■ Given problem:
Copy out all the records exactly.

■ Raw data:
• • •

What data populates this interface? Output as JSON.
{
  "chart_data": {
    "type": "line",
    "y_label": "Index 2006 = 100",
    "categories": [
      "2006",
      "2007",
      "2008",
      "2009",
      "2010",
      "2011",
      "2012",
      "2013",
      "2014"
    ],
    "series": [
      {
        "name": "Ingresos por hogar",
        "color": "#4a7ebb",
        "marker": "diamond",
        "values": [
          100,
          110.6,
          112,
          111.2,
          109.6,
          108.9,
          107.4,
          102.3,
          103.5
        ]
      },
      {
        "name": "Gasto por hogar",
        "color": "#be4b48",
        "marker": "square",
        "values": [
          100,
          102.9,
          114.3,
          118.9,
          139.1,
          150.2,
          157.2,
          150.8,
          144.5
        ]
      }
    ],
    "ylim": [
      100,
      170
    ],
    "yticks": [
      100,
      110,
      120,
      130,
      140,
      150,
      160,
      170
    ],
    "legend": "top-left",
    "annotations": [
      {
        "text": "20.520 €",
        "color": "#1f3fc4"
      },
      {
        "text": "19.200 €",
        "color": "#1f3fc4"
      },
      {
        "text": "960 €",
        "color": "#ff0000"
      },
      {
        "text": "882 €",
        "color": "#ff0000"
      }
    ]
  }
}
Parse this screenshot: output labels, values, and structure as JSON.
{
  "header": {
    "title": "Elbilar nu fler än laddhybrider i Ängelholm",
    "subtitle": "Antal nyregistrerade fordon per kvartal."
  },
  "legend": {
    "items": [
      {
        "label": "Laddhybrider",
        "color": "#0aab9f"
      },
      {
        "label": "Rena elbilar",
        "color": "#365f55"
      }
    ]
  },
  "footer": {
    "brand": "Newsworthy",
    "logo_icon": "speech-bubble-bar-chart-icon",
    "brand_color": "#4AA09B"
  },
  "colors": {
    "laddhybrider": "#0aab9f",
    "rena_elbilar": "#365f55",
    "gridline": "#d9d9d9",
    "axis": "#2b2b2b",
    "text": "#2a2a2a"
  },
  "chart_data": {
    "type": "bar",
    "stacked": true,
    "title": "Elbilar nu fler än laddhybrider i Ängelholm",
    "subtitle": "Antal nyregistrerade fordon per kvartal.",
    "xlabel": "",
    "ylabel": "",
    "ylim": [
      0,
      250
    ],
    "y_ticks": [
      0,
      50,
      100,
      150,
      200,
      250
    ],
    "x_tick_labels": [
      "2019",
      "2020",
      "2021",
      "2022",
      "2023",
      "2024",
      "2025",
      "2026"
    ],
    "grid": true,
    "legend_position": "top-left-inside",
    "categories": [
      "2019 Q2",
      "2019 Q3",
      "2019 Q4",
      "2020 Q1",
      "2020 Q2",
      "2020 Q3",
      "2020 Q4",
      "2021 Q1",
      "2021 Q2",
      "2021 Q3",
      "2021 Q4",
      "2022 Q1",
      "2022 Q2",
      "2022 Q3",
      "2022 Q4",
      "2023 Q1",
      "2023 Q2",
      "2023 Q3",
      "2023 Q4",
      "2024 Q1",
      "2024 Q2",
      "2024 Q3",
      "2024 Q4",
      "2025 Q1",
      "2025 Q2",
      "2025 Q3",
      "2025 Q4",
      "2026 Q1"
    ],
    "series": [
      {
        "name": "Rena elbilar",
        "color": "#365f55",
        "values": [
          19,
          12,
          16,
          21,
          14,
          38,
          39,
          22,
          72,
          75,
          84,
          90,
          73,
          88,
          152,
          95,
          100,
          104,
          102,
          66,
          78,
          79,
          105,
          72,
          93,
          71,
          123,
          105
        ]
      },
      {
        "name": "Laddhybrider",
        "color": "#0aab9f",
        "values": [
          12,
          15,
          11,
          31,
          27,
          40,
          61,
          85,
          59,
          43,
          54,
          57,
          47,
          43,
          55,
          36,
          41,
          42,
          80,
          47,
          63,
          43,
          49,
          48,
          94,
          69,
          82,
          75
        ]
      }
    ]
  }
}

• • •

■ Right answer:
What data populates this interface? Output as JSON.
{
  "chart_data": {
    "type": "line",
    "y_label": "Index 2006 = 100",
    "categories": [
      "2006",
      "2007",
      "2008",
      "2009",
      "2010",
      "2011",
      "2012",
      "2013",
      "2014"
    ],
    "series": [
      {
        "name": "Ingresos por hogar",
        "color": "#4a7ebb",
        "marker": "diamond",
        "values": [
          100,
          110.6,
          112,
          111.2,
          109.6,
          108.9,
          107.4,
          102.3,
          103.5
        ]
      },
      {
        "name": "Gasto por hogar",
        "color": "#be4b48",
        "marker": "square",
        "values": [
          100,
          102.9,
          114.3,
          118.9,
          139.1,
          150.2,
          157.2,
          150.8,
          144.5
        ]
      }
    ],
    "ylim": [
      100,
      170
    ],
    "yticks": [
      100,
      110,
      120,
      130,
      140,
      150,
      160,
      170
    ],
    "legend": "top-left",
    "annotations": [
      {
        "text": "20.520 €",
        "color": "#1f3fc4"
      },
      {
        "text": "19.200 €",
        "color": "#1f3fc4"
      },
      {
        "text": "960 €",
        "color": "#ff0000"
      },
      {
        "text": "882 €",
        "color": "#ff0000"
      }
    ]
  }
}
Parse this screenshot: output labels, values, and structure as JSON.
{
  "header": {
    "title": "Elbilar nu fler än laddhybrider i Ängelholm",
    "subtitle": "Antal nyregistrerade fordon per kvartal."
  },
  "legend": {
    "items": [
      {
        "label": "Laddhybrider",
        "color": "#0aab9f"
      },
      {
        "label": "Rena elbilar",
        "color": "#365f55"
      }
    ]
  },
  "footer": {
    "brand": "Newsworthy",
    "logo_icon": "speech-bubble-bar-chart-icon",
    "brand_color": "#4AA09B"
  },
  "colors": {
    "laddhybrider": "#0aab9f",
    "rena_elbilar": "#365f55",
    "gridline": "#d9d9d9",
    "axis": "#2b2b2b",
    "text": "#2a2a2a"
  },
  "chart_data": {
    "type": "bar",
    "stacked": true,
    "title": "Elbilar nu fler än laddhybrider i Ängelholm",
    "subtitle": "Antal nyregistrerade fordon per kvartal.",
    "xlabel": "",
    "ylabel": "",
    "ylim": [
      0,
      250
    ],
    "y_ticks": [
      0,
      50,
      100,
      150,
      200,
      250
    ],
    "x_tick_labels": [
      "2019",
      "2020",
      "2021",
      "2022",
      "2023",
      "2024",
      "2025",
      "2026"
    ],
    "grid": true,
    "legend_position": "top-left-inside",
    "categories": [
      "2019 Q2",
      "2019 Q3",
      "2019 Q4",
      "2020 Q1",
      "2020 Q2",
      "2020 Q3",
      "2020 Q4",
      "2021 Q1",
      "2021 Q2",
      "2021 Q3",
      "2021 Q4",
      "2022 Q1",
      "2022 Q2",
      "2022 Q3",
      "2022 Q4",
      "2023 Q1",
      "2023 Q2",
      "2023 Q3",
      "2023 Q4",
      "2024 Q1",
      "2024 Q2",
      "2024 Q3",
      "2024 Q4",
      "2025 Q1",
      "2025 Q2",
      "2025 Q3",
      "2025 Q4",
      "2026 Q1"
    ],
    "series": [
      {
        "name": "Rena elbilar",
        "color": "#365f55",
        "values": [
          19,
          12,
          16,
          21,
          14,
          38,
          39,
          22,
          72,
          75,
          84,
          90,
          73,
          88,
          152,
          95,
          100,
          104,
          102,
          66,
          78,
          79,
          105,
          72,
          93,
          71,
          123,
          105
        ]
      },
      {
        "name": "Laddhybrider",
        "color": "#0aab9f",
        "values": [
          12,
          15,
          11,
          31,
          27,
          40,
          61,
          85,
          59,
          43,
          54,
          57,
          47,
          43,
          55,
          36,
          41,
          42,
          80,
          47,
          63,
          43,
          49,
          48,
          94,
          69,
          82,
          75
        ]
      }
    ]
  }
}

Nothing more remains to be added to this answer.